# Material to process

= = = = =

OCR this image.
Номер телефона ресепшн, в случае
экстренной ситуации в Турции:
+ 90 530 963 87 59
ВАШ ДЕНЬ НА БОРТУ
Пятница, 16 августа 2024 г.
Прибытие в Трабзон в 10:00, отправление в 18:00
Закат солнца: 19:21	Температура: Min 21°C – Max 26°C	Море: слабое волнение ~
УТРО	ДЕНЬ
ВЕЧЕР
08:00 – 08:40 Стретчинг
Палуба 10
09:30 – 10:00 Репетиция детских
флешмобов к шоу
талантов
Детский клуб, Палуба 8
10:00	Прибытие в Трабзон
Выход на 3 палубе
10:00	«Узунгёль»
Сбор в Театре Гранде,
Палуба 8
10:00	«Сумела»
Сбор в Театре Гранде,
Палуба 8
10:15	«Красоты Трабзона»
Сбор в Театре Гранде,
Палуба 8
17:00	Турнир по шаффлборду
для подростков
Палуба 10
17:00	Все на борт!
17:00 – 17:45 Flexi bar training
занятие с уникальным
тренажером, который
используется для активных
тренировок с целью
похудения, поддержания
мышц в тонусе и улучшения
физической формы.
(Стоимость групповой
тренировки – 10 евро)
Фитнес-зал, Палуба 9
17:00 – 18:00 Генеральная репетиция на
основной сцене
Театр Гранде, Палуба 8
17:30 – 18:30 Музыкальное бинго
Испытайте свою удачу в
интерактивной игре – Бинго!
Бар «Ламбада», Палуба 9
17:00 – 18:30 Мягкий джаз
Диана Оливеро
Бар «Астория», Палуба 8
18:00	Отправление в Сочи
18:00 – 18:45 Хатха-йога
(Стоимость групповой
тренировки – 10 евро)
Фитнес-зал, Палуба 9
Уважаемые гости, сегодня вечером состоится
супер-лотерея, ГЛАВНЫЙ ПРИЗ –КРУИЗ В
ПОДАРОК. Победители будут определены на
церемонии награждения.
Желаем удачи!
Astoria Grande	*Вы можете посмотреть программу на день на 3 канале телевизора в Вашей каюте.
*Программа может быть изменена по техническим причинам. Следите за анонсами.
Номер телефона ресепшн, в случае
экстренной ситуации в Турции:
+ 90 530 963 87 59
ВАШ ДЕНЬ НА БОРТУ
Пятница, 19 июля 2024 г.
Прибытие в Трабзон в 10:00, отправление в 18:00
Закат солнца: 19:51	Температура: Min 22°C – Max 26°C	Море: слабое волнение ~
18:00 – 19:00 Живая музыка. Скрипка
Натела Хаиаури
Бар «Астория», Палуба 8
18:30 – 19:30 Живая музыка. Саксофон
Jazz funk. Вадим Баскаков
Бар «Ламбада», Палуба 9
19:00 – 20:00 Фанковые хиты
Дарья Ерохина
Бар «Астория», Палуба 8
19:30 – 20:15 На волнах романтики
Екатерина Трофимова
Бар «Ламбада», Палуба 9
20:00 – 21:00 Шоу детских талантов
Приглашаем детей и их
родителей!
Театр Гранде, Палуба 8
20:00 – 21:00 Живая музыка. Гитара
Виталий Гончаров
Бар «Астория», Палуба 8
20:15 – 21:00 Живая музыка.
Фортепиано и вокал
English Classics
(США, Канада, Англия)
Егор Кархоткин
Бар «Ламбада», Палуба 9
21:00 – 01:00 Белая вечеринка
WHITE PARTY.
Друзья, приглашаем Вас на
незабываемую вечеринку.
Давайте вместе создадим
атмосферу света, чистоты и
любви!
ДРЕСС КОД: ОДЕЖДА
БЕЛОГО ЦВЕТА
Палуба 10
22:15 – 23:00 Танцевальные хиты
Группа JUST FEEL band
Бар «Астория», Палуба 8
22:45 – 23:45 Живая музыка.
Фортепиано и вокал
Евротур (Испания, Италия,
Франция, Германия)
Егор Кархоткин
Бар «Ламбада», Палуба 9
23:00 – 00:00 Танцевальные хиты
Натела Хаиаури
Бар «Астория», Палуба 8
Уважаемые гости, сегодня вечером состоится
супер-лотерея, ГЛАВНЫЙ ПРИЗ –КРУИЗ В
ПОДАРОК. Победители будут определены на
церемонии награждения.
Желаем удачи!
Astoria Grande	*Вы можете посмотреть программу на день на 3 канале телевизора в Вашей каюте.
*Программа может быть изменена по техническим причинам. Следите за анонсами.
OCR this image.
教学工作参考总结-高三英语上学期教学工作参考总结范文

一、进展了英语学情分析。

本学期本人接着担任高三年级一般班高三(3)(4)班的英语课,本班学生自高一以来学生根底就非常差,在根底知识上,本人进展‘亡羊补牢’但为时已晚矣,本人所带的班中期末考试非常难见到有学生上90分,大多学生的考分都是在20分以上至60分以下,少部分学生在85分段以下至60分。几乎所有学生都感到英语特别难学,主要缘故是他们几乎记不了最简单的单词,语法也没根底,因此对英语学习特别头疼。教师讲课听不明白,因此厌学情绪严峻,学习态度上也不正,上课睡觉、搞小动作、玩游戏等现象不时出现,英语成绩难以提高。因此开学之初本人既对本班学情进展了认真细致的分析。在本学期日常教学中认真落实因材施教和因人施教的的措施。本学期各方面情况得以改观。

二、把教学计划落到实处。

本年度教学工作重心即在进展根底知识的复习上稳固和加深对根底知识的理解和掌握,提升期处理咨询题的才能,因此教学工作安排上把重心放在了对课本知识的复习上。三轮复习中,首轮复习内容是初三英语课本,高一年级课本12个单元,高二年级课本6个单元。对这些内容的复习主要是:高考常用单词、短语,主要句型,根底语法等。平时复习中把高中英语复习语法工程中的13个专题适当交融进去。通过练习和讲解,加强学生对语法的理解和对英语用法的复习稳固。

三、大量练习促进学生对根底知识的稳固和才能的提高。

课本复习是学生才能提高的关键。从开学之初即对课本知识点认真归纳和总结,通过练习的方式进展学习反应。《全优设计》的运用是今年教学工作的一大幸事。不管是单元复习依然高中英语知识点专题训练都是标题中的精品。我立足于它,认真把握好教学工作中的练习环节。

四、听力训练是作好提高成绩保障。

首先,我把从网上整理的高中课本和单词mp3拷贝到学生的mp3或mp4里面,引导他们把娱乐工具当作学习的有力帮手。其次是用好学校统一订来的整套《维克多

= = = = =

# Your objective
Copy all the records above exactly, missing none.

# Output of the exercise
OCR this image.
Номер телефона ресепшн, в случае
экстренной ситуации в Турции:
+ 90 530 963 87 59
ВАШ ДЕНЬ НА БОРТУ
Пятница, 16 августа 2024 г.
Прибытие в Трабзон в 10:00, отправление в 18:00
Закат солнца: 19:21	Температура: Min 21°C – Max 26°C	Море: слабое волнение ~
УТРО	ДЕНЬ
ВЕЧЕР
08:00 – 08:40 Стретчинг
Палуба 10
09:30 – 10:00 Репетиция детских
флешмобов к шоу
талантов
Детский клуб, Палуба 8
10:00	Прибытие в Трабзон
Выход на 3 палубе
10:00	«Узунгёль»
Сбор в Театре Гранде,
Палуба 8
10:00	«Сумела»
Сбор в Театре Гранде,
Палуба 8
10:15	«Красоты Трабзона»
Сбор в Театре Гранде,
Палуба 8
17:00	Турнир по шаффлборду
для подростков
Палуба 10
17:00	Все на борт!
17:00 – 17:45 Flexi bar training
занятие с уникальным
тренажером, который
используется для активных
тренировок с целью
похудения, поддержания
мышц в тонусе и улучшения
физической формы.
(Стоимость групповой
тренировки – 10 евро)
Фитнес-зал, Палуба 9
17:00 – 18:00 Генеральная репетиция на
основной сцене
Театр Гранде, Палуба 8
17:30 – 18:30 Музыкальное бинго
Испытайте свою удачу в
интерактивной игре – Бинго!
Бар «Ламбада», Палуба 9
17:00 – 18:30 Мягкий джаз
Диана Оливеро
Бар «Астория», Палуба 8
18:00	Отправление в Сочи
18:00 – 18:45 Хатха-йога
(Стоимость групповой
тренировки – 10 евро)
Фитнес-зал, Палуба 9
Уважаемые гости, сегодня вечером состоится
супер-лотерея, ГЛАВНЫЙ ПРИЗ –КРУИЗ В
ПОДАРОК. Победители будут определены на
церемонии награждения.
Желаем удачи!
Astoria Grande	*Вы можете посмотреть программу на день на 3 канале телевизора в Вашей каюте.
*Программа может быть изменена по техническим причинам. Следите за анонсами.
Номер телефона ресепшн, в случае
экстренной ситуации в Турции:
+ 90 530 963 87 59
ВАШ ДЕНЬ НА БОРТУ
Пятница, 19 июля 2024 г.
Прибытие в Трабзон в 10:00, отправление в 18:00
Закат солнца: 19:51	Температура: Min 22°C – Max 26°C	Море: слабое волнение ~
18:00 – 19:00 Живая музыка. Скрипка
Натела Хаиаури
Бар «Астория», Палуба 8
18:30 – 19:30 Живая музыка. Саксофон
Jazz funk. Вадим Баскаков
Бар «Ламбада», Палуба 9
19:00 – 20:00 Фанковые хиты
Дарья Ерохина
Бар «Астория», Палуба 8
19:30 – 20:15 На волнах романтики
Екатерина Трофимова
Бар «Ламбада», Палуба 9
20:00 – 21:00 Шоу детских талантов
Приглашаем детей и их
родителей!
Театр Гранде, Палуба 8
20:00 – 21:00 Живая музыка. Гитара
Виталий Гончаров
Бар «Астория», Палуба 8
20:15 – 21:00 Живая музыка.
Фортепиано и вокал
English Classics
(США, Канада, Англия)
Егор Кархоткин
Бар «Ламбада», Палуба 9
21:00 – 01:00 Белая вечеринка
WHITE PARTY.
Друзья, приглашаем Вас на
незабываемую вечеринку.
Давайте вместе создадим
атмосферу света, чистоты и
любви!
ДРЕСС КОД: ОДЕЖДА
БЕЛОГО ЦВЕТА
Палуба 10
22:15 – 23:00 Танцевальные хиты
Группа JUST FEEL band
Бар «Астория», Палуба 8
22:45 – 23:45 Живая музыка.
Фортепиано и вокал
Евротур (Испания, Италия,
Франция, Германия)
Егор Кархоткин
Бар «Ламбада», Палуба 9
23:00 – 00:00 Танцевальные хиты
Натела Хаиаури
Бар «Астория», Палуба 8
Уважаемые гости, сегодня вечером состоится
супер-лотерея, ГЛАВНЫЙ ПРИЗ –КРУИЗ В
ПОДАРОК. Победители будут определены на
церемонии награждения.
Желаем удачи!
Astoria Grande	*Вы можете посмотреть программу на день на 3 канале телевизора в Вашей каюте.
*Программа может быть изменена по техническим причинам. Следите за анонсами.
OCR this image.
教学工作参考总结-高三英语上学期教学工作参考总结范文

一、进展了英语学情分析。

本学期本人接着担任高三年级一般班高三(3)(4)班的英语课,本班学生自高一以来学生根底就非常差,在根底知识上,本人进展‘亡羊补牢’但为时已晚矣,本人所带的班中期末考试非常难见到有学生上90分,大多学生的考分都是在20分以上至60分以下,少部分学生在85分段以下至60分。几乎所有学生都感到英语特别难学,主要缘故是他们几乎记不了最简单的单词,语法也没根底,因此对英语学习特别头疼。教师讲课听不明白,因此厌学情绪严峻,学习态度上也不正,上课睡觉、搞小动作、玩游戏等现象不时出现,英语成绩难以提高。因此开学之初本人既对本班学情进展了认真细致的分析。在本学期日常教学中认真落实因材施教和因人施教的的措施。本学期各方面情况得以改观。

二、把教学计划落到实处。

本年度教学工作重心即在进展根底知识的复习上稳固和加深对根底知识的理解和掌握,提升期处理咨询题的才能,因此教学工作安排上把重心放在了对课本知识的复习上。三轮复习中,首轮复习内容是初三英语课本,高一年级课本12个单元,高二年级课本6个单元。对这些内容的复习主要是:高考常用单词、短语,主要句型,根底语法等。平时复习中把高中英语复习语法工程中的13个专题适当交融进去。通过练习和讲解,加强学生对语法的理解和对英语用法的复习稳固。

三、大量练习促进学生对根底知识的稳固和才能的提高。

课本复习是学生才能提高的关键。从开学之初即对课本知识点认真归纳和总结,通过练习的方式进展学习反应。《全优设计》的运用是今年教学工作的一大幸事。不管是单元复习依然高中英语知识点专题训练都是标题中的精品。我立足于它,认真把握好教学工作中的练习环节。

四、听力训练是作好提高成绩保障。

首先,我把从网上整理的高中课本和单词mp3拷贝到学生的mp3或mp4里面,引导他们把娱乐工具当作学习的有力帮手。其次是用好学校统一订来的整套《维克多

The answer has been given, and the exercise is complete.